------ Dataset entries ------
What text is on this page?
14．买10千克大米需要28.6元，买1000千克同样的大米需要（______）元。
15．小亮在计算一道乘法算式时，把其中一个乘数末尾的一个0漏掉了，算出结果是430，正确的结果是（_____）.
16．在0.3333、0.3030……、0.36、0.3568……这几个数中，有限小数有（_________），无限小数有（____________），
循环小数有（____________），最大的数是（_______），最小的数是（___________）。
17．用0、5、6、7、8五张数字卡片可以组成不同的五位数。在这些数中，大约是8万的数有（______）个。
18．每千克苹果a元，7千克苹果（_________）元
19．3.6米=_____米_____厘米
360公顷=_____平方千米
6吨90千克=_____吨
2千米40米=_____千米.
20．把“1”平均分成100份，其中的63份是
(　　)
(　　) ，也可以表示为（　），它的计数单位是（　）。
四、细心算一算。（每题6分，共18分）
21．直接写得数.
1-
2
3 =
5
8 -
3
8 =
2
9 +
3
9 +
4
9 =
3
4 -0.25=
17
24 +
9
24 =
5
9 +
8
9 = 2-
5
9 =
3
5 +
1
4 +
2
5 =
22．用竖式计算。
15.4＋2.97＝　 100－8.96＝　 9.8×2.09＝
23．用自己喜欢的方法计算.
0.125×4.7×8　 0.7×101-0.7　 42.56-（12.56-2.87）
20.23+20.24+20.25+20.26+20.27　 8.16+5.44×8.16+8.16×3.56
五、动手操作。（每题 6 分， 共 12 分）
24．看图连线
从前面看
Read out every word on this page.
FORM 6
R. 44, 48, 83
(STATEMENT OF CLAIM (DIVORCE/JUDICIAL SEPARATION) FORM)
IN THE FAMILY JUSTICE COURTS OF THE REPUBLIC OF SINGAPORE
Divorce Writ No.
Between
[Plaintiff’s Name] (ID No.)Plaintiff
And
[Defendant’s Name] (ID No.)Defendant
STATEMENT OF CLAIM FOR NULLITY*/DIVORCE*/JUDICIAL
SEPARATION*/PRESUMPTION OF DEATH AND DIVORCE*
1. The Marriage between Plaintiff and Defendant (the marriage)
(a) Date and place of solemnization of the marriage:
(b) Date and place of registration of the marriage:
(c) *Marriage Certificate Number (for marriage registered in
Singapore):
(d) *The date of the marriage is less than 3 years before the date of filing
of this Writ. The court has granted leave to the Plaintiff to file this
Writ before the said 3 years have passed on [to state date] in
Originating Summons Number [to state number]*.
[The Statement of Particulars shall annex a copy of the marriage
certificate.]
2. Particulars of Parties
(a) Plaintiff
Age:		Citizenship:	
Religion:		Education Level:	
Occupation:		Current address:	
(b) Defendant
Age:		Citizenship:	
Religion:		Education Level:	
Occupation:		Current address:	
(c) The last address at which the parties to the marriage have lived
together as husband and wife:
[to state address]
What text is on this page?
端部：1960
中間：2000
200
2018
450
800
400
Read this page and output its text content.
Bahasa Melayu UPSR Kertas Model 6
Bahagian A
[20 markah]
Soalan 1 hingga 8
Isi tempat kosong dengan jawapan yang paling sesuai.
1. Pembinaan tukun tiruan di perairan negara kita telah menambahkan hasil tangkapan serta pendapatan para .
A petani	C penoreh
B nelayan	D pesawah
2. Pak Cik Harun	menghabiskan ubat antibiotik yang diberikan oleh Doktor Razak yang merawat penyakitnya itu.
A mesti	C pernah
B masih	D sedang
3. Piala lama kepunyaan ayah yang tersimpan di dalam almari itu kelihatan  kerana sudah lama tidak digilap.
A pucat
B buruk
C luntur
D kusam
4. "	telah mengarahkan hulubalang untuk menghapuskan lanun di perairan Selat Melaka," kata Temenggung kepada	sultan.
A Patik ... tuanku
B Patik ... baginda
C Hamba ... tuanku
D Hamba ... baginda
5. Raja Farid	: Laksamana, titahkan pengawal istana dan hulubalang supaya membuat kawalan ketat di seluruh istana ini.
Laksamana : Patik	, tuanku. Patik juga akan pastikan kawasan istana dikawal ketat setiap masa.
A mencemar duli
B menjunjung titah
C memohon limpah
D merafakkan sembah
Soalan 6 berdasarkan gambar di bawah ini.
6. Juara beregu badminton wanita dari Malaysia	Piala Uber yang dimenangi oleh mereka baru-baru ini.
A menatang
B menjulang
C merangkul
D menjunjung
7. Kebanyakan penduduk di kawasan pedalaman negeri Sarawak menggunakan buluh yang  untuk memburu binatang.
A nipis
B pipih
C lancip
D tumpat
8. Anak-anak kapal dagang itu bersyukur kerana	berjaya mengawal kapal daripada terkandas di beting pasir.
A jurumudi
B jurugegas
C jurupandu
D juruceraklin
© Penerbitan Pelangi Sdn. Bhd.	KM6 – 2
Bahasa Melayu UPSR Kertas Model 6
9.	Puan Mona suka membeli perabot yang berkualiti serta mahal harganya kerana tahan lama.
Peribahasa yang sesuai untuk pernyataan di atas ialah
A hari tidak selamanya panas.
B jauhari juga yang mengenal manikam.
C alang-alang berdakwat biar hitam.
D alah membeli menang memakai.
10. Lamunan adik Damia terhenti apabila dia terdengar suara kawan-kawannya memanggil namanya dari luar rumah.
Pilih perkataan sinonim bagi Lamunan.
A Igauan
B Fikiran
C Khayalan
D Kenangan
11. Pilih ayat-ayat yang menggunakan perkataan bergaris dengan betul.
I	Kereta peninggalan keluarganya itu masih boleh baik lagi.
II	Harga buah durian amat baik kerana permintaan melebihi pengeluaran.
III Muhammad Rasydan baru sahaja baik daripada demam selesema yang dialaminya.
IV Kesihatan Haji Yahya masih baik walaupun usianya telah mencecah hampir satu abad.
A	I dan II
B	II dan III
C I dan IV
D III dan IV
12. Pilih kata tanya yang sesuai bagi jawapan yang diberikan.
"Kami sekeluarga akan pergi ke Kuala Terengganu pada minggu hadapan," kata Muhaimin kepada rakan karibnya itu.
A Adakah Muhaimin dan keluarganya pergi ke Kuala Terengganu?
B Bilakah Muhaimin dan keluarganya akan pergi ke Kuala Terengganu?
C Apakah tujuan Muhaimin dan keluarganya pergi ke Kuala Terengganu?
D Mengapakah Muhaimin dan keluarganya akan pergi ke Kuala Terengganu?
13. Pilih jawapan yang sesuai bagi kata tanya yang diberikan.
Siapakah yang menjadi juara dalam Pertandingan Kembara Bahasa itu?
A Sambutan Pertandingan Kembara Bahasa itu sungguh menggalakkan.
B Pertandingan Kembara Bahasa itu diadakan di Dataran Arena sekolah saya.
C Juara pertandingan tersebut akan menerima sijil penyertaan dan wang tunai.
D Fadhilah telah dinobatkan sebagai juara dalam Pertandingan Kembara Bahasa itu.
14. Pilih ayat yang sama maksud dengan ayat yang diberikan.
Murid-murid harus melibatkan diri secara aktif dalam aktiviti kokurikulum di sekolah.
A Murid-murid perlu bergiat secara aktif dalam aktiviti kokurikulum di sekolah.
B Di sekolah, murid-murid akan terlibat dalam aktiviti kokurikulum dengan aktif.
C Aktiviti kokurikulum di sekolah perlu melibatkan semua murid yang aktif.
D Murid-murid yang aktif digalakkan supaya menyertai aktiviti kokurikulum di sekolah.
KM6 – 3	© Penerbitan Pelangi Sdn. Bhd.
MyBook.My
------
Repeat every line of the records above exactly.

Result of the exercise =
What text is on this page?
14．买10千克大米需要28.6元，买1000千克同样的大米需要（______）元。
15．小亮在计算一道乘法算式时，把其中一个乘数末尾的一个0漏掉了，算出结果是430，正确的结果是（_____）.
16．在0.3333、0.3030……、0.36、0.3568……这几个数中，有限小数有（_________），无限小数有（____________），
循环小数有（____________），最大的数是（_______），最小的数是（___________）。
17．用0、5、6、7、8五张数字卡片可以组成不同的五位数。在这些数中，大约是8万的数有（______）个。
18．每千克苹果a元，7千克苹果（_________）元
19．3.6米=_____米_____厘米
360公顷=_____平方千米
6吨90千克=_____吨
2千米40米=_____千米.
20．把“1”平均分成100份，其中的63份是
(　　)
(　　) ，也可以表示为（　），它的计数单位是（　）。
四、细心算一算。（每题6分，共18分）
21．直接写得数.
1-
2
3 =
5
8 -
3
8 =
2
9 +
3
9 +
4
9 =
3
4 -0.25=
17
24 +
9
24 =
5
9 +
8
9 = 2-
5
9 =
3
5 +
1
4 +
2
5 =
22．用竖式计算。
15.4＋2.97＝　 100－8.96＝　 9.8×2.09＝
23．用自己喜欢的方法计算.
0.125×4.7×8　 0.7×101-0.7　 42.56-（12.56-2.87）
20.23+20.24+20.25+20.26+20.27　 8.16+5.44×8.16+8.16×3.56
五、动手操作。（每题 6 分， 共 12 分）
24．看图连线
从前面看
Read out every word on this page.
FORM 6
R. 44, 48, 83
(STATEMENT OF CLAIM (DIVORCE/JUDICIAL SEPARATION) FORM)
IN THE FAMILY JUSTICE COURTS OF THE REPUBLIC OF SINGAPORE
Divorce Writ No.
Between
[Plaintiff’s Name] (ID No.)Plaintiff
And
[Defendant’s Name] (ID No.)Defendant
STATEMENT OF CLAIM FOR NULLITY*/DIVORCE*/JUDICIAL
SEPARATION*/PRESUMPTION OF DEATH AND DIVORCE*
1. The Marriage between Plaintiff and Defendant (the marriage)
(a) Date and place of solemnization of the marriage:
(b) Date and place of registration of the marriage:
(c) *Marriage Certificate Number (for marriage registered in
Singapore):
(d) *The date of the marriage is less than 3 years before the date of filing
of this Writ. The court has granted leave to the Plaintiff to file this
Writ before the said 3 years have passed on [to state date] in
Originating Summons Number [to state number]*.
[The Statement of Particulars shall annex a copy of the marriage
certificate.]
2. Particulars of Parties
(a) Plaintiff
Age:		Citizenship:	
Religion:		Education Level:	
Occupation:		Current address:	
(b) Defendant
Age:		Citizenship:	
Religion:		Education Level:	
Occupation:		Current address:	
(c) The last address at which the parties to the marriage have lived
together as husband and wife:
[to state address]
What text is on this page?
端部：1960
中間：2000
200
2018
450
800
400
Read this page and output its text content.
Bahasa Melayu UPSR Kertas Model 6
Bahagian A
[20 markah]
Soalan 1 hingga 8
Isi tempat kosong dengan jawapan yang paling sesuai.
1. Pembinaan tukun tiruan di perairan negara kita telah menambahkan hasil tangkapan serta pendapatan para .
A petani	C penoreh
B nelayan	D pesawah
2. Pak Cik Harun	menghabiskan ubat antibiotik yang diberikan oleh Doktor Razak yang merawat penyakitnya itu.
A mesti	C pernah
B masih	D sedang
3. Piala lama kepunyaan ayah yang tersimpan di dalam almari itu kelihatan  kerana sudah lama tidak digilap.
A pucat
B buruk
C luntur
D kusam
4. "	telah mengarahkan hulubalang untuk menghapuskan lanun di perairan Selat Melaka," kata Temenggung kepada	sultan.
A Patik ... tuanku
B Patik ... baginda
C Hamba ... tuanku
D Hamba ... baginda
5. Raja Farid	: Laksamana, titahkan pengawal istana dan hulubalang supaya membuat kawalan ketat di seluruh istana ini.
Laksamana : Patik	, tuanku. Patik juga akan pastikan kawasan istana dikawal ketat setiap masa.
A mencemar duli
B menjunjung titah
C memohon limpah
D merafakkan sembah
Soalan 6 berdasarkan gambar di bawah ini.
6. Juara beregu badminton wanita dari Malaysia	Piala Uber yang dimenangi oleh mereka baru-baru ini.
A menatang
B menjulang
C merangkul
D menjunjung
7. Kebanyakan penduduk di kawasan pedalaman negeri Sarawak menggunakan buluh yang  untuk memburu binatang.
A nipis
B pipih
C lancip
D tumpat
8. Anak-anak kapal dagang itu bersyukur kerana	berjaya mengawal kapal daripada terkandas di beting pasir.
A jurumudi
B jurugegas
C jurupandu
D juruceraklin
© Penerbitan Pelangi Sdn. Bhd.	KM6 – 2
Bahasa Melayu UPSR Kertas Model 6
9.	Puan Mona suka membeli perabot yang berkualiti serta mahal harganya kerana tahan lama.
Peribahasa yang sesuai untuk pernyataan di atas ialah
A hari tidak selamanya panas.
B jauhari juga yang mengenal manikam.
C alang-alang berdakwat biar hitam.
D alah membeli menang memakai.
10. Lamunan adik Damia terhenti apabila dia terdengar suara kawan-kawannya memanggil namanya dari luar rumah.
Pilih perkataan sinonim bagi Lamunan.
A Igauan
B Fikiran
C Khayalan
D Kenangan
11. Pilih ayat-ayat yang menggunakan perkataan bergaris dengan betul.
I	Kereta peninggalan keluarganya itu masih boleh baik lagi.
II	Harga buah durian amat baik kerana permintaan melebihi pengeluaran.
III Muhammad Rasydan baru sahaja baik daripada demam selesema yang dialaminya.
IV Kesihatan Haji Yahya masih baik walaupun usianya telah mencecah hampir satu abad.
A	I dan II
B	II dan III
C I dan IV
D III dan IV
12. Pilih kata tanya yang sesuai bagi jawapan yang diberikan.
"Kami sekeluarga akan pergi ke Kuala Terengganu pada minggu hadapan," kata Muhaimin kepada rakan karibnya itu.
A Adakah Muhaimin dan keluarganya pergi ke Kuala Terengganu?
B Bilakah Muhaimin dan keluarganya akan pergi ke Kuala Terengganu?
C Apakah tujuan Muhaimin dan keluarganya pergi ke Kuala Terengganu?
D Mengapakah Muhaimin dan keluarganya akan pergi ke Kuala Terengganu?
13. Pilih jawapan yang sesuai bagi kata tanya yang diberikan.
Siapakah yang menjadi juara dalam Pertandingan Kembara Bahasa itu?
A Sambutan Pertandingan Kembara Bahasa itu sungguh menggalakkan.
B Pertandingan Kembara Bahasa itu diadakan di Dataran Arena sekolah saya.
C Juara pertandingan tersebut akan menerima sijil penyertaan dan wang tunai.
D Fadhilah telah dinobatkan sebagai juara dalam Pertandingan Kembara Bahasa itu.
14. Pilih ayat yang sama maksud dengan ayat yang diberikan.
Murid-murid harus melibatkan diri secara aktif dalam aktiviti kokurikulum di sekolah.
A Murid-murid perlu bergiat secara aktif dalam aktiviti kokurikulum di sekolah.
B Di sekolah, murid-murid akan terlibat dalam aktiviti kokurikulum dengan aktif.
C Aktiviti kokurikulum di sekolah perlu melibatkan semua murid yang aktif.
D Murid-murid yang aktif digalakkan supaya menyertai aktiviti kokurikulum di sekolah.
KM6 – 3	© Penerbitan Pelangi Sdn. Bhd.
MyBook.My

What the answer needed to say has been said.